Source material:
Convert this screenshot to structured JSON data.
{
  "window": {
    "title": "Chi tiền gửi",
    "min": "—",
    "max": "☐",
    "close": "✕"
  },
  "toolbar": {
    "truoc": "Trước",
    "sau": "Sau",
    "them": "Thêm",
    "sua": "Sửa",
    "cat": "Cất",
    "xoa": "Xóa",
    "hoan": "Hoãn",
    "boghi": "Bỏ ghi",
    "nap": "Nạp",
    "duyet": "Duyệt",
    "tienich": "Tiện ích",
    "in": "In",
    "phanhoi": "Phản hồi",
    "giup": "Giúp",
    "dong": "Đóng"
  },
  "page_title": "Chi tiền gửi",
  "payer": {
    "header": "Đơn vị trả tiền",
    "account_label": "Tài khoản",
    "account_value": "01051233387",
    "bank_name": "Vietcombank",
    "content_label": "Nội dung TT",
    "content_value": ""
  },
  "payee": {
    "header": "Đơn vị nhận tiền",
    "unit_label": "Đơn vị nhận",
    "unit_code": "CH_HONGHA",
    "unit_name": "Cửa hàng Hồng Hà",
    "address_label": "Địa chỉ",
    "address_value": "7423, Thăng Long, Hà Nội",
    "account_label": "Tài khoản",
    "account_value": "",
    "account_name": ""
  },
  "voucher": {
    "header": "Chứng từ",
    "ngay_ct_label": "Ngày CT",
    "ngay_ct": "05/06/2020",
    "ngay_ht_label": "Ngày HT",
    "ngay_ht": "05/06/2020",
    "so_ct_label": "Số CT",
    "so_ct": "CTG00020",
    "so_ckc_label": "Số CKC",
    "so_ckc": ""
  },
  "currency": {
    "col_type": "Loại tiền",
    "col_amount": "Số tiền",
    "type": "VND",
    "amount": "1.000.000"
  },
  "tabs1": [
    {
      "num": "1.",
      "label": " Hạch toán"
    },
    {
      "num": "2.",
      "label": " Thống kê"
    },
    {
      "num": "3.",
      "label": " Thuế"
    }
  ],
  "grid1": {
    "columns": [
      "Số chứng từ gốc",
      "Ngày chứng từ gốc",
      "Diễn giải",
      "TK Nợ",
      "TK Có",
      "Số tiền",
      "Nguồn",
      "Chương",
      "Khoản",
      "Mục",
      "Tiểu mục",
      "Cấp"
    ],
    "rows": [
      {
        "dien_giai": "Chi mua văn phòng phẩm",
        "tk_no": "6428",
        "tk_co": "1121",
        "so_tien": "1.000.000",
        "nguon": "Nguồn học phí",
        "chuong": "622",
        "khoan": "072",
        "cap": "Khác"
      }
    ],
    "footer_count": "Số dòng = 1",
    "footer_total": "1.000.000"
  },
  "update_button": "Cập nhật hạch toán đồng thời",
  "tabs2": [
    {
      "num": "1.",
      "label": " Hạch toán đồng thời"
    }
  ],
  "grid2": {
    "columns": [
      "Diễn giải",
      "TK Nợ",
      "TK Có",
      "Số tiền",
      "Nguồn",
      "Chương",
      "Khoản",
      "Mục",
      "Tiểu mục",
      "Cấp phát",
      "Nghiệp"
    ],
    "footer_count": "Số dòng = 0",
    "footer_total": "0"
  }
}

What you will do: Retype the material above, line by line, exactly.

Task result:
Convert this screenshot to structured JSON data.
{
  "window": {
    "title": "Chi tiền gửi",
    "min": "—",
    "max": "☐",
    "close": "✕"
  },
  "toolbar": {
    "truoc": "Trước",
    "sau": "Sau",
    "them": "Thêm",
    "sua": "Sửa",
    "cat": "Cất",
    "xoa": "Xóa",
    "hoan": "Hoãn",
    "boghi": "Bỏ ghi",
    "nap": "Nạp",
    "duyet": "Duyệt",
    "tienich": "Tiện ích",
    "in": "In",
    "phanhoi": "Phản hồi",
    "giup": "Giúp",
    "dong": "Đóng"
  },
  "page_title": "Chi tiền gửi",
  "payer": {
    "header": "Đơn vị trả tiền",
    "account_label": "Tài khoản",
    "account_value": "01051233387",
    "bank_name": "Vietcombank",
    "content_label": "Nội dung TT",
    "content_value": ""
  },
  "payee": {
    "header": "Đơn vị nhận tiền",
    "unit_label": "Đơn vị nhận",
    "unit_code": "CH_HONGHA",
    "unit_name": "Cửa hàng Hồng Hà",
    "address_label": "Địa chỉ",
    "address_value": "7423, Thăng Long, Hà Nội",
    "account_label": "Tài khoản",
    "account_value": "",
    "account_name": ""
  },
  "voucher": {
    "header": "Chứng từ",
    "ngay_ct_label": "Ngày CT",
    "ngay_ct": "05/06/2020",
    "ngay_ht_label": "Ngày HT",
    "ngay_ht": "05/06/2020",
    "so_ct_label": "Số CT",
    "so_ct": "CTG00020",
    "so_ckc_label": "Số CKC",
    "so_ckc": ""
  },
  "currency": {
    "col_type": "Loại tiền",
    "col_amount": "Số tiền",
    "type": "VND",
    "amount": "1.000.000"
  },
  "tabs1": [
    {
      "num": "1.",
      "label": " Hạch toán"
    },
    {
      "num": "2.",
      "label": " Thống kê"
    },
    {
      "num": "3.",
      "label": " Thuế"
    }
  ],
  "grid1": {
    "columns": [
      "Số chứng từ gốc",
      "Ngày chứng từ gốc",
      "Diễn giải",
      "TK Nợ",
      "TK Có",
      "Số tiền",
      "Nguồn",
      "Chương",
      "Khoản",
      "Mục",
      "Tiểu mục",
      "Cấp"
    ],
    "rows": [
      {
        "dien_giai": "Chi mua văn phòng phẩm",
        "tk_no": "6428",
        "tk_co": "1121",
        "so_tien": "1.000.000",
        "nguon": "Nguồn học phí",
        "chuong": "622",
        "khoan": "072",
        "cap": "Khác"
      }
    ],
    "footer_count": "Số dòng = 1",
    "footer_total": "1.000.000"
  },
  "update_button": "Cập nhật hạch toán đồng thời",
  "tabs2": [
    {
      "num": "1.",
      "label": " Hạch toán đồng thời"
    }
  ],
  "grid2": {
    "columns": [
      "Diễn giải",
      "TK Nợ",
      "TK Có",
      "Số tiền",
      "Nguồn",
      "Chương",
      "Khoản",
      "Mục",
      "Tiểu mục",
      "Cấp phát",
      "Nghiệp"
    ],
    "footer_count": "Số dòng = 0",
    "footer_total": "0"
  }
}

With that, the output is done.